Exercise: Exactly as written, retype the listing below, omitting the pictures.

• • • • •

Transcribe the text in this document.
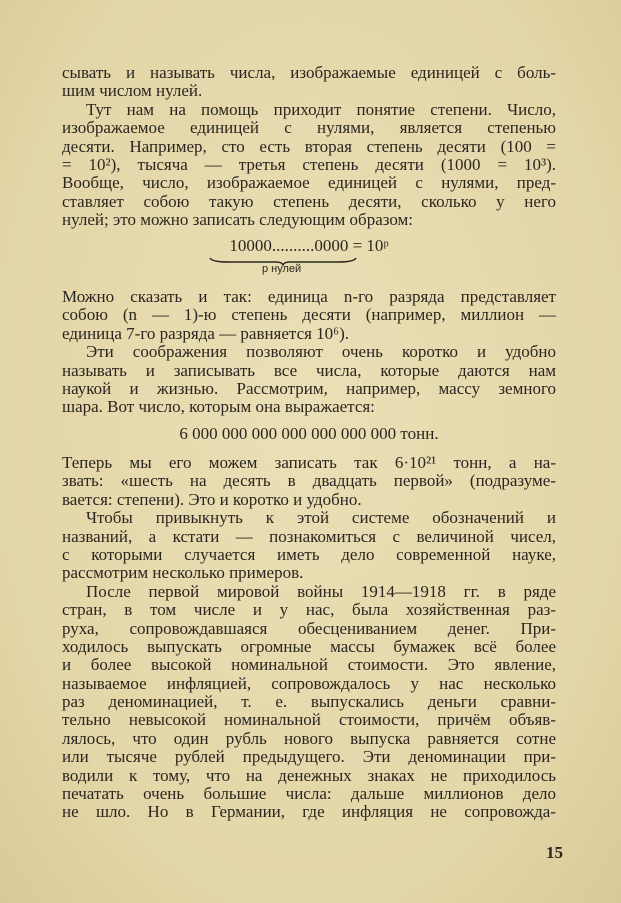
сывать и называть числа, изображаемые единицей с боль-
шим числом нулей.
Тут нам на помощь приходит понятие степени. Число,
изображаемое единицей с нулями, является степенью
десяти. Например, сто есть вторая степень десяти (100 =
= 10²), тысяча — третья степень десяти (1000 = 10³).
Вообще, число, изображаемое единицей с нулями, пред-
ставляет собою такую степень десяти, сколько у него
нулей; это можно записать следующим образом:
10000..........0000 = 10ᵖ
p нулей
Можно сказать и так: единица n-го разряда представляет
собою (n — 1)-ю степень десяти (например, миллион —
единица 7-го разряда — равняется 10⁶).
Эти соображения позволяют очень коротко и удобно
называть и записывать все числа, которые даются нам
наукой и жизнью. Рассмотрим, например, массу земного
шара. Вот число, которым она выражается:
6 000 000 000 000 000 000 000 тонн.
Теперь мы его можем записать так 6·10²¹ тонн, а на-
звать: «шесть на десять в двадцать первой» (подразуме-
вается: степени). Это и коротко и удобно.
Чтобы привыкнуть к этой системе обозначений и
названий, а кстати — познакомиться с величиной чисел,
с которыми случается иметь дело современной науке,
рассмотрим несколько примеров.
После первой мировой войны 1914—1918 гг. в ряде
стран, в том числе и у нас, была хозяйственная раз-
руха, сопровождавшаяся обесцениванием денег. При-
ходилось выпускать огромные массы бумажек всё более
и более высокой номинальной стоимости. Это явление,
называемое инфляцией, сопровождалось у нас несколько
раз деноминацией, т. е. выпускались деньги сравни-
тельно невысокой номинальной стоимости, причём объяв-
лялось, что один рубль нового выпуска равняется сотне
или тысяче рублей предыдущего. Эти деноминации при-
водили к тому, что на денежных знаках не приходилось
печатать очень большие числа: дальше миллионов дело
не шло. Но в Германии, где инфляция не сопровожда-
15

• • • • •

Answer to the exercise:
Transcribe the text in this document.
сывать и называть числа, изображаемые единицей с боль-
шим числом нулей.
Тут нам на помощь приходит понятие степени. Число,
изображаемое единицей с нулями, является степенью
десяти. Например, сто есть вторая степень десяти (100 =
= 10²), тысяча — третья степень десяти (1000 = 10³).
Вообще, число, изображаемое единицей с нулями, пред-
ставляет собою такую степень десяти, сколько у него
нулей; это можно записать следующим образом:
10000..........0000 = 10ᵖ
p нулей
Можно сказать и так: единица n-го разряда представляет
собою (n — 1)-ю степень десяти (например, миллион —
единица 7-го разряда — равняется 10⁶).
Эти соображения позволяют очень коротко и удобно
называть и записывать все числа, которые даются нам
наукой и жизнью. Рассмотрим, например, массу земного
шара. Вот число, которым она выражается:
6 000 000 000 000 000 000 000 тонн.
Теперь мы его можем записать так 6·10²¹ тонн, а на-
звать: «шесть на десять в двадцать первой» (подразуме-
вается: степени). Это и коротко и удобно.
Чтобы привыкнуть к этой системе обозначений и
названий, а кстати — познакомиться с величиной чисел,
с которыми случается иметь дело современной науке,
рассмотрим несколько примеров.
После первой мировой войны 1914—1918 гг. в ряде
стран, в том числе и у нас, была хозяйственная раз-
руха, сопровождавшаяся обесцениванием денег. При-
ходилось выпускать огромные массы бумажек всё более
и более высокой номинальной стоимости. Это явление,
называемое инфляцией, сопровождалось у нас несколько
раз деноминацией, т. е. выпускались деньги сравни-
тельно невысокой номинальной стоимости, причём объяв-
лялось, что один рубль нового выпуска равняется сотне
или тысяче рублей предыдущего. Эти деноминации при-
водили к тому, что на денежных знаках не приходилось
печатать очень большие числа: дальше миллионов дело
не шло. Но в Германии, где инфляция не сопровожда-
15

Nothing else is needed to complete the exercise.